Directions: Your task is to retype each line of the data below exactly.

##########

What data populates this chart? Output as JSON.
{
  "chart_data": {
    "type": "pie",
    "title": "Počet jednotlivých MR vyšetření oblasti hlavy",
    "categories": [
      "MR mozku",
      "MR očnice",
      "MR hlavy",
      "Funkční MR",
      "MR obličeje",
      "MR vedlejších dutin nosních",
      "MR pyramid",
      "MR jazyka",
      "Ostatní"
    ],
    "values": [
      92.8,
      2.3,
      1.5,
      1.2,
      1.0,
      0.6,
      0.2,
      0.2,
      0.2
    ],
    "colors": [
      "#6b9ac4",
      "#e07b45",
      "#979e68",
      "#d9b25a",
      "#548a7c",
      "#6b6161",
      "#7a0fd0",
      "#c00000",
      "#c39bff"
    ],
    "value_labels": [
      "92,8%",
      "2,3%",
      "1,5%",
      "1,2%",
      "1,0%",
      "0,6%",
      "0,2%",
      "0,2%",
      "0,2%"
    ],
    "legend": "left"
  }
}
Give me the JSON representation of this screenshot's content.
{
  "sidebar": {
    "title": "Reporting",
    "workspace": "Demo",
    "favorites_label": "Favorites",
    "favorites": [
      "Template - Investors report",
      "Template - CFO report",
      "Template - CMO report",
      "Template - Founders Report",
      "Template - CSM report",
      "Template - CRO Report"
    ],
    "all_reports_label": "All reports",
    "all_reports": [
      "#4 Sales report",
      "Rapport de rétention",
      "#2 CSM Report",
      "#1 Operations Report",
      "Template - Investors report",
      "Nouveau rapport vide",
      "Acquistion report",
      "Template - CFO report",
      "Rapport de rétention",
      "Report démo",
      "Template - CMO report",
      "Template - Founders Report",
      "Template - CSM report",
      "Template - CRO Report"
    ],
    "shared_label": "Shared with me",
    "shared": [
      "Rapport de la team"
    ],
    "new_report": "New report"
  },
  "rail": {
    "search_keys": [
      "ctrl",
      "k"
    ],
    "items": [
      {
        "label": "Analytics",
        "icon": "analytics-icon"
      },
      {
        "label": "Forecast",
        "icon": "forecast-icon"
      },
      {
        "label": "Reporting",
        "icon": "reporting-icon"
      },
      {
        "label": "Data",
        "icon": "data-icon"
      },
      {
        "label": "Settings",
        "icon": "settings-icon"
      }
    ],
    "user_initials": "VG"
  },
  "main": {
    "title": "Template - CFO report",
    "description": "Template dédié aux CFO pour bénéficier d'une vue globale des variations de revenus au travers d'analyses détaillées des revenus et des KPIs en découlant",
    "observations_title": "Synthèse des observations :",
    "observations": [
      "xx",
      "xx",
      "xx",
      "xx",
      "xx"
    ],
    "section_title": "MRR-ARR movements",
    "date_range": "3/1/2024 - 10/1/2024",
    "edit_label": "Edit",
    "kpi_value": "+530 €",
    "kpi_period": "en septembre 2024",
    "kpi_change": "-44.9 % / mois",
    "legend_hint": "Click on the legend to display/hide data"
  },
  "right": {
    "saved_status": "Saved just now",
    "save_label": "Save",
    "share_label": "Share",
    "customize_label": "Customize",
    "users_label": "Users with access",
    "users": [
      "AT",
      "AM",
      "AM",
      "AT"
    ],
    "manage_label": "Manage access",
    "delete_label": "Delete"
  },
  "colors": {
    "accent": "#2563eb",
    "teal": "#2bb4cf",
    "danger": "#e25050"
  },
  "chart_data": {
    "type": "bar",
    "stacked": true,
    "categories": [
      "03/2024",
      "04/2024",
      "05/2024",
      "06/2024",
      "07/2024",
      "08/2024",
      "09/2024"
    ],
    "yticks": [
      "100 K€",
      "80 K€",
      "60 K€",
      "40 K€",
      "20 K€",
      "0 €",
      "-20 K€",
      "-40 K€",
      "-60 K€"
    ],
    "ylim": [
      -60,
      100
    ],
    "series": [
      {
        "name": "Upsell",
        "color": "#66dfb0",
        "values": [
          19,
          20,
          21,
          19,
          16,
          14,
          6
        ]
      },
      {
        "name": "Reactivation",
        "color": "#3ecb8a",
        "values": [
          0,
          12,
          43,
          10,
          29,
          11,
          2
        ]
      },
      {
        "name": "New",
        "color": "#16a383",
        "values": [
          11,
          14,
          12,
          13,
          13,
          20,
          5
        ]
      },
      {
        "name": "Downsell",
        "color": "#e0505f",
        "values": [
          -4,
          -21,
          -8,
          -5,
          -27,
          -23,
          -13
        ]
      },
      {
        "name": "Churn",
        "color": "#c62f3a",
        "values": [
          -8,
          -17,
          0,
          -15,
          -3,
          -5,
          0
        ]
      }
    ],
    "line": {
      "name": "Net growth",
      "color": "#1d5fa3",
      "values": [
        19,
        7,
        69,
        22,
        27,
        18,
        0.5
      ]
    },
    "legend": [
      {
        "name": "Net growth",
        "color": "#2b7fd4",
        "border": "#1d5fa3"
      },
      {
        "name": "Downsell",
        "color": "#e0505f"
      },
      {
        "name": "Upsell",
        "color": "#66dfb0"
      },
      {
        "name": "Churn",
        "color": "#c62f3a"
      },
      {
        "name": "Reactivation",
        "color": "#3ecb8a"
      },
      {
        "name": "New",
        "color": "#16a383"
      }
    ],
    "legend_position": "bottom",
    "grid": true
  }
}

##########

Task solution:
What data populates this chart? Output as JSON.
{
  "chart_data": {
    "type": "pie",
    "title": "Počet jednotlivých MR vyšetření oblasti hlavy",
    "categories": [
      "MR mozku",
      "MR očnice",
      "MR hlavy",
      "Funkční MR",
      "MR obličeje",
      "MR vedlejších dutin nosních",
      "MR pyramid",
      "MR jazyka",
      "Ostatní"
    ],
    "values": [
      92.8,
      2.3,
      1.5,
      1.2,
      1.0,
      0.6,
      0.2,
      0.2,
      0.2
    ],
    "colors": [
      "#6b9ac4",
      "#e07b45",
      "#979e68",
      "#d9b25a",
      "#548a7c",
      "#6b6161",
      "#7a0fd0",
      "#c00000",
      "#c39bff"
    ],
    "value_labels": [
      "92,8%",
      "2,3%",
      "1,5%",
      "1,2%",
      "1,0%",
      "0,6%",
      "0,2%",
      "0,2%",
      "0,2%"
    ],
    "legend": "left"
  }
}
Give me the JSON representation of this screenshot's content.
{
  "sidebar": {
    "title": "Reporting",
    "workspace": "Demo",
    "favorites_label": "Favorites",
    "favorites": [
      "Template - Investors report",
      "Template - CFO report",
      "Template - CMO report",
      "Template - Founders Report",
      "Template - CSM report",
      "Template - CRO Report"
    ],
    "all_reports_label": "All reports",
    "all_reports": [
      "#4 Sales report",
      "Rapport de rétention",
      "#2 CSM Report",
      "#1 Operations Report",
      "Template - Investors report",
      "Nouveau rapport vide",
      "Acquistion report",
      "Template - CFO report",
      "Rapport de rétention",
      "Report démo",
      "Template - CMO report",
      "Template - Founders Report",
      "Template - CSM report",
      "Template - CRO Report"
    ],
    "shared_label": "Shared with me",
    "shared": [
      "Rapport de la team"
    ],
    "new_report": "New report"
  },
  "rail": {
    "search_keys": [
      "ctrl",
      "k"
    ],
    "items": [
      {
        "label": "Analytics",
        "icon": "analytics-icon"
      },
      {
        "label": "Forecast",
        "icon": "forecast-icon"
      },
      {
        "label": "Reporting",
        "icon": "reporting-icon"
      },
      {
        "label": "Data",
        "icon": "data-icon"
      },
      {
        "label": "Settings",
        "icon": "settings-icon"
      }
    ],
    "user_initials": "VG"
  },
  "main": {
    "title": "Template - CFO report",
    "description": "Template dédié aux CFO pour bénéficier d'une vue globale des variations de revenus au travers d'analyses détaillées des revenus et des KPIs en découlant",
    "observations_title": "Synthèse des observations :",
    "observations": [
      "xx",
      "xx",
      "xx",
      "xx",
      "xx"
    ],
    "section_title": "MRR-ARR movements",
    "date_range": "3/1/2024 - 10/1/2024",
    "edit_label": "Edit",
    "kpi_value": "+530 €",
    "kpi_period": "en septembre 2024",
    "kpi_change": "-44.9 % / mois",
    "legend_hint": "Click on the legend to display/hide data"
  },
  "right": {
    "saved_status": "Saved just now",
    "save_label": "Save",
    "share_label": "Share",
    "customize_label": "Customize",
    "users_label": "Users with access",
    "users": [
      "AT",
      "AM",
      "AM",
      "AT"
    ],
    "manage_label": "Manage access",
    "delete_label": "Delete"
  },
  "colors": {
    "accent": "#2563eb",
    "teal": "#2bb4cf",
    "danger": "#e25050"
  },
  "chart_data": {
    "type": "bar",
    "stacked": true,
    "categories": [
      "03/2024",
      "04/2024",
      "05/2024",
      "06/2024",
      "07/2024",
      "08/2024",
      "09/2024"
    ],
    "yticks": [
      "100 K€",
      "80 K€",
      "60 K€",
      "40 K€",
      "20 K€",
      "0 €",
      "-20 K€",
      "-40 K€",
      "-60 K€"
    ],
    "ylim": [
      -60,
      100
    ],
    "series": [
      {
        "name": "Upsell",
        "color": "#66dfb0",
        "values": [
          19,
          20,
          21,
          19,
          16,
          14,
          6
        ]
      },
      {
        "name": "Reactivation",
        "color": "#3ecb8a",
        "values": [
          0,
          12,
          43,
          10,
          29,
          11,
          2
        ]
      },
      {
        "name": "New",
        "color": "#16a383",
        "values": [
          11,
          14,
          12,
          13,
          13,
          20,
          5
        ]
      },
      {
        "name": "Downsell",
        "color": "#e0505f",
        "values": [
          -4,
          -21,
          -8,
          -5,
          -27,
          -23,
          -13
        ]
      },
      {
        "name": "Churn",
        "color": "#c62f3a",
        "values": [
          -8,
          -17,
          0,
          -15,
          -3,
          -5,
          0
        ]
      }
    ],
    "line": {
      "name": "Net growth",
      "color": "#1d5fa3",
      "values": [
        19,
        7,
        69,
        22,
        27,
        18,
        0.5
      ]
    },
    "legend": [
      {
        "name": "Net growth",
        "color": "#2b7fd4",
        "border": "#1d5fa3"
      },
      {
        "name": "Downsell",
        "color": "#e0505f"
      },
      {
        "name": "Upsell",
        "color": "#66dfb0"
      },
      {
        "name": "Churn",
        "color": "#c62f3a"
      },
      {
        "name": "Reactivation",
        "color": "#3ecb8a"
      },
      {
        "name": "New",
        "color": "#16a383"
      }
    ],
    "legend_position": "bottom",
    "grid": true
  }
}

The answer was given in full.